⟨

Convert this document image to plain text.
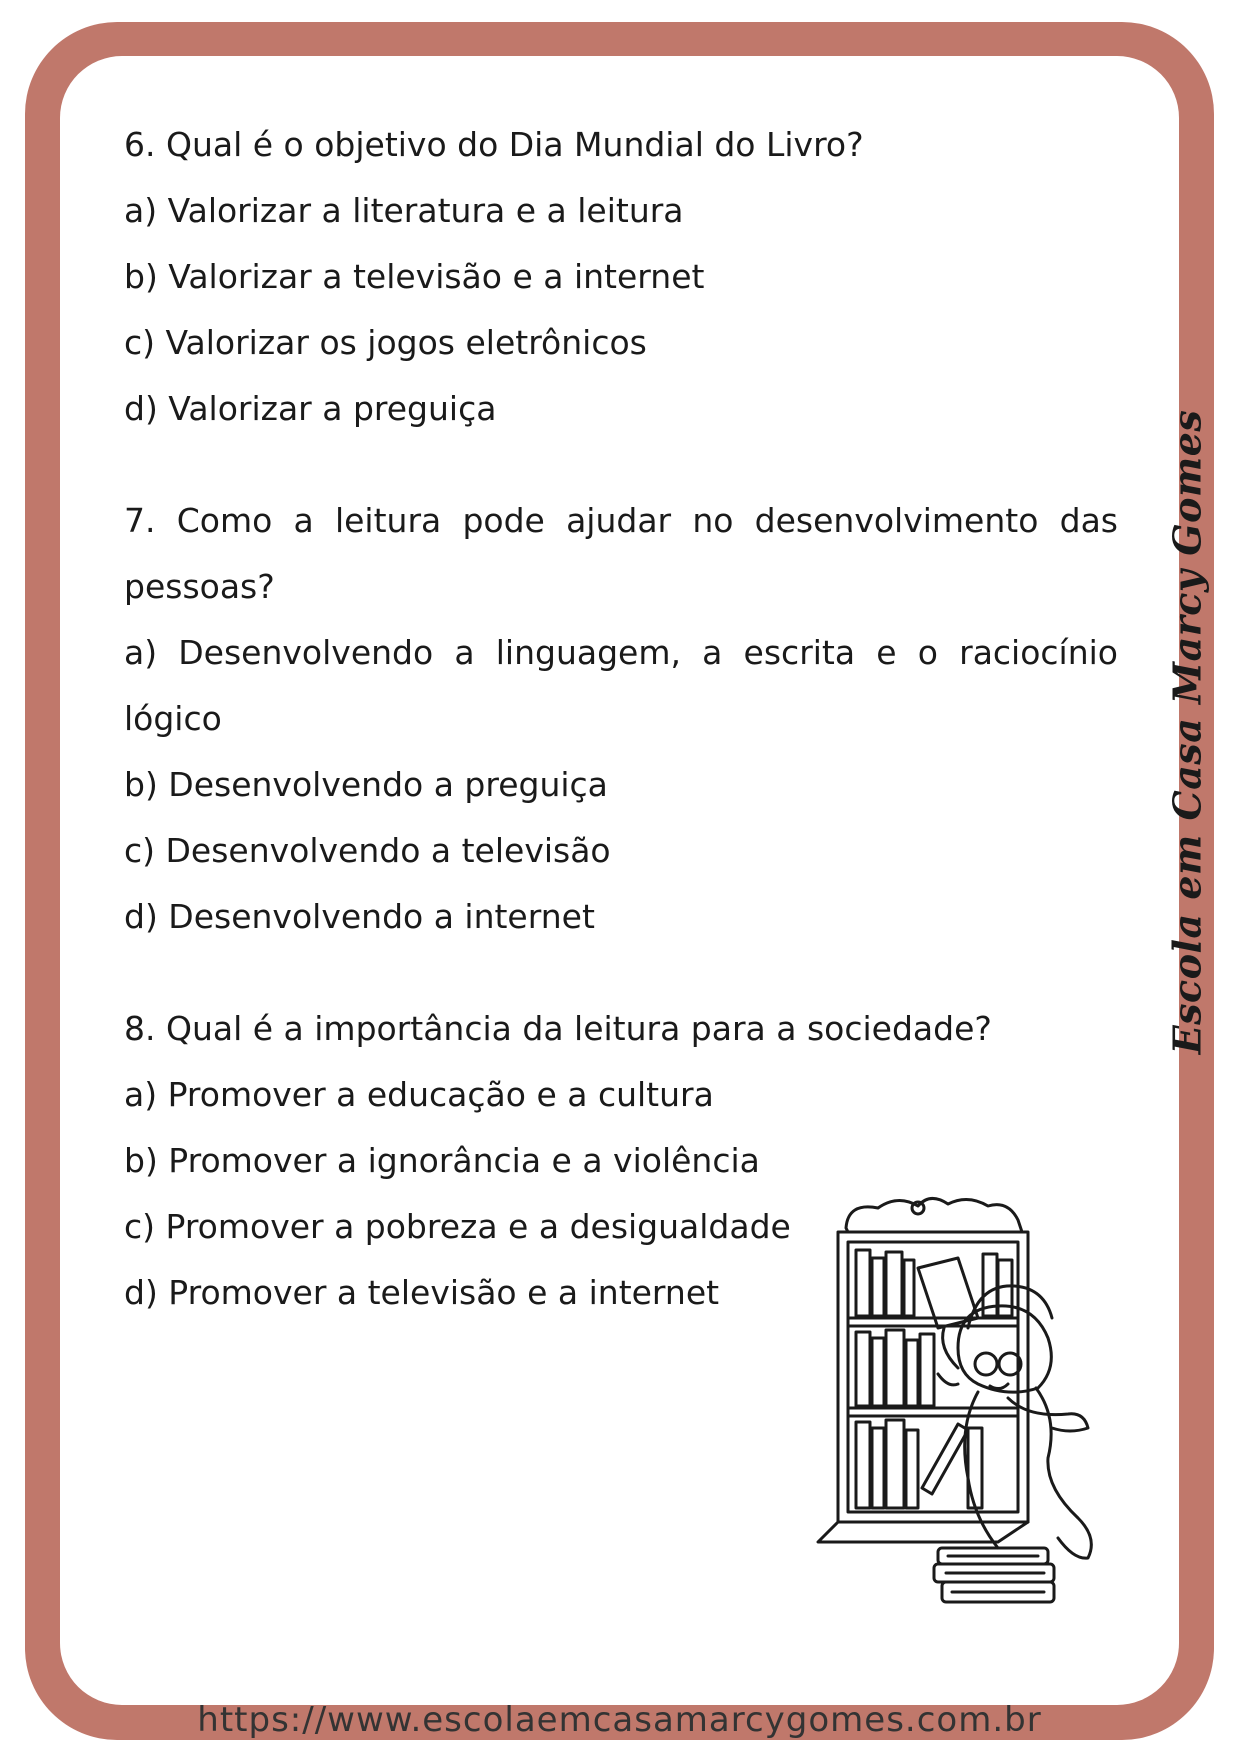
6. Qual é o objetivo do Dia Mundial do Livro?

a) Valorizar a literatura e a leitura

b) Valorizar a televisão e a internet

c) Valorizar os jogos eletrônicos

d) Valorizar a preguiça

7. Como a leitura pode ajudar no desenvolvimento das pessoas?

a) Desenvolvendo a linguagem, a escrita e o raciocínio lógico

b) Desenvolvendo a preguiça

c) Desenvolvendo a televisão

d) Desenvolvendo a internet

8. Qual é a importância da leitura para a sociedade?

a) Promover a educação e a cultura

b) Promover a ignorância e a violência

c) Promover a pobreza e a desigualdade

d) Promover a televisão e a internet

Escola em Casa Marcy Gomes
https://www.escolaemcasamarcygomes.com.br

⟩
⟨

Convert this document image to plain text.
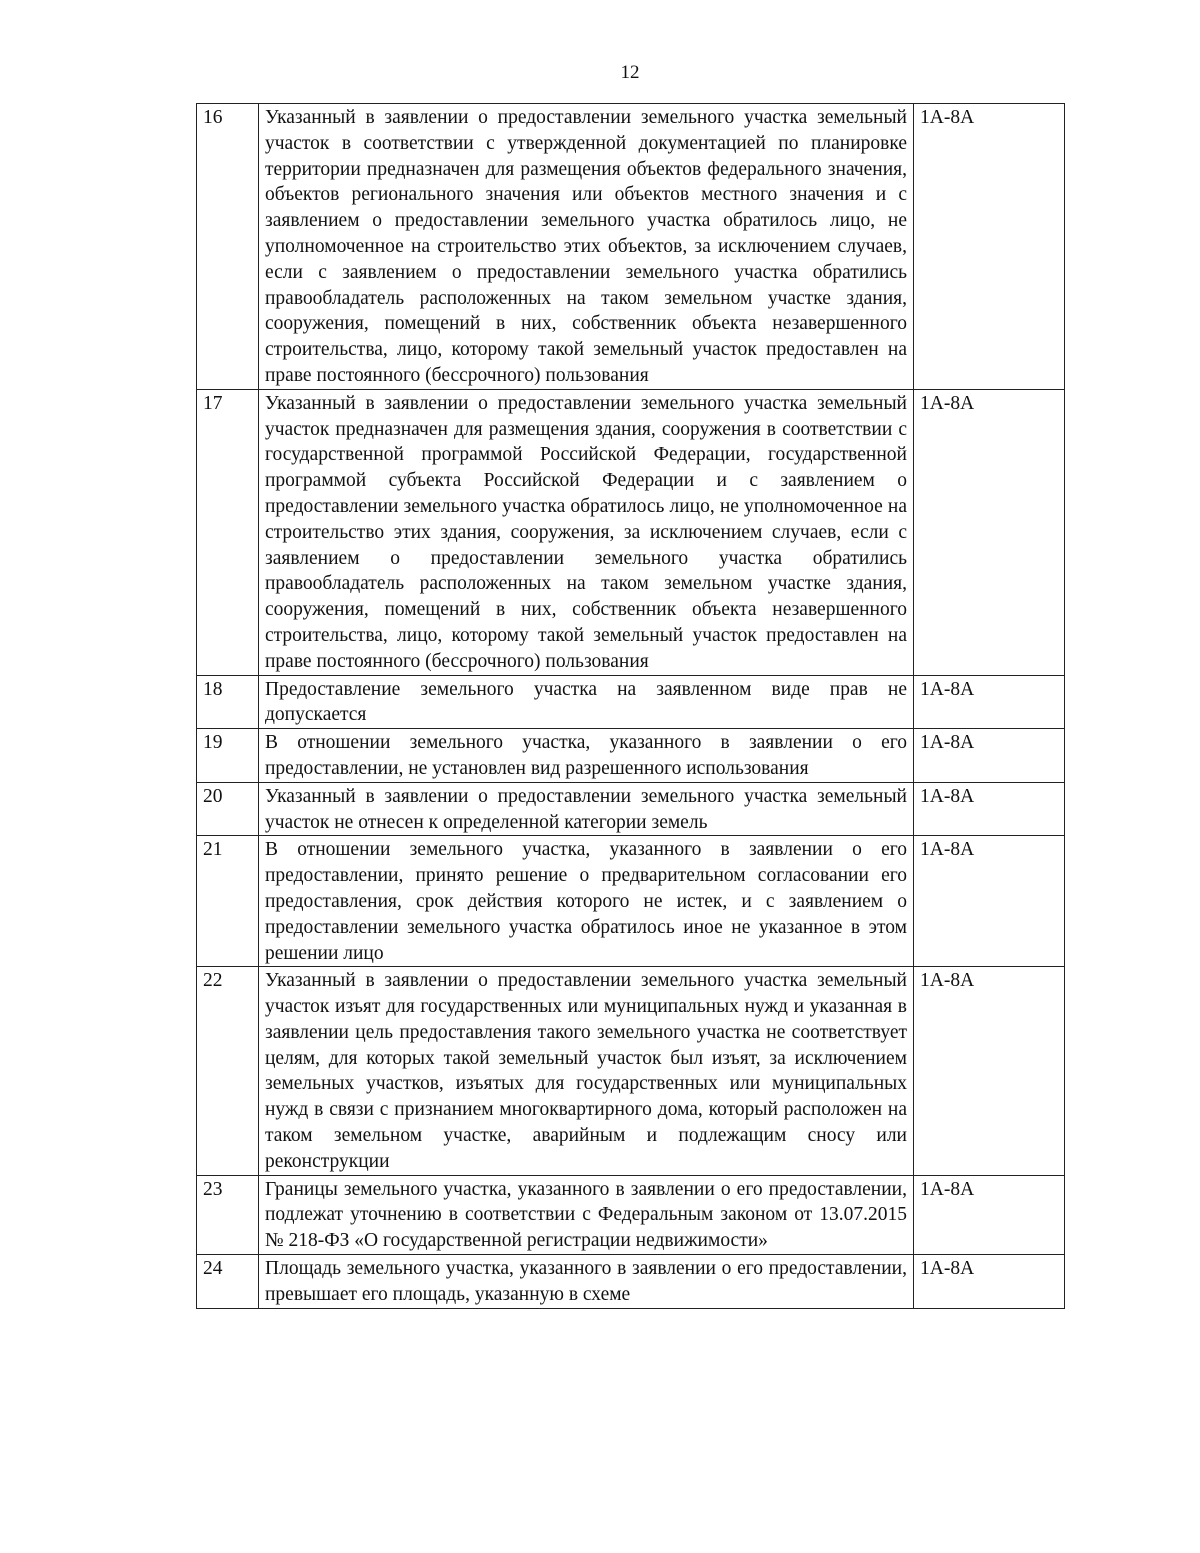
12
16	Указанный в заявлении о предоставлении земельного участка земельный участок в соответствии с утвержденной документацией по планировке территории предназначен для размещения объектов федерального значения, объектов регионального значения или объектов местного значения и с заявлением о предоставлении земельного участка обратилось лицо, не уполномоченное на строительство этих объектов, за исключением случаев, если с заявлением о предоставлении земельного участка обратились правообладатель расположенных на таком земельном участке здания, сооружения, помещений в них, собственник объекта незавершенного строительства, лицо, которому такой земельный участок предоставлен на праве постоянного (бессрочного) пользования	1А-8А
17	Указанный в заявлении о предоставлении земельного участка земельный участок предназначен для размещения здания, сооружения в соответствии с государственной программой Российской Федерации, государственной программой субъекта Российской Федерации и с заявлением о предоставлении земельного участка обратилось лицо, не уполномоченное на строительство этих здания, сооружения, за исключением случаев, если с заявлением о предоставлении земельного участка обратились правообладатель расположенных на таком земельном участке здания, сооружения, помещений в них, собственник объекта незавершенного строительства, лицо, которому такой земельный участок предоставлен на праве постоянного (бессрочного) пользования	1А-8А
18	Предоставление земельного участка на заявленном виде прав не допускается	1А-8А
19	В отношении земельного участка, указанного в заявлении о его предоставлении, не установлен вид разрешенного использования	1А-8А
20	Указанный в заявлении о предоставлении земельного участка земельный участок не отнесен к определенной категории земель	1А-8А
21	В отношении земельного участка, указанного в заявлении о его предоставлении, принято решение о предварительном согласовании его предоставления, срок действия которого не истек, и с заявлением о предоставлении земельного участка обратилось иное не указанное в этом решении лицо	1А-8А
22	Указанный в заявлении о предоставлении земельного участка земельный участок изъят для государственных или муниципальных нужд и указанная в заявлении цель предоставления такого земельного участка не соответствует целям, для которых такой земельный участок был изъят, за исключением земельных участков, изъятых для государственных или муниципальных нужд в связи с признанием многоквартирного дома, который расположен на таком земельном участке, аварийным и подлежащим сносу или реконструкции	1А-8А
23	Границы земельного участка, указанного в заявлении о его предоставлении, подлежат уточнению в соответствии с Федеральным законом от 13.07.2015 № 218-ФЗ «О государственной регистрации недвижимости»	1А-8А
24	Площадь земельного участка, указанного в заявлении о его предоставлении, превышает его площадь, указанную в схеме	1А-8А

⟩

TASK TO COMPLETE >> Filter the entries above down to the lines containing the word "internet".

FULL RESPONSE >>
b) Valorizar a televisão e a internet
d) Desenvolvendo a internet
d) Promover a televisão e a internet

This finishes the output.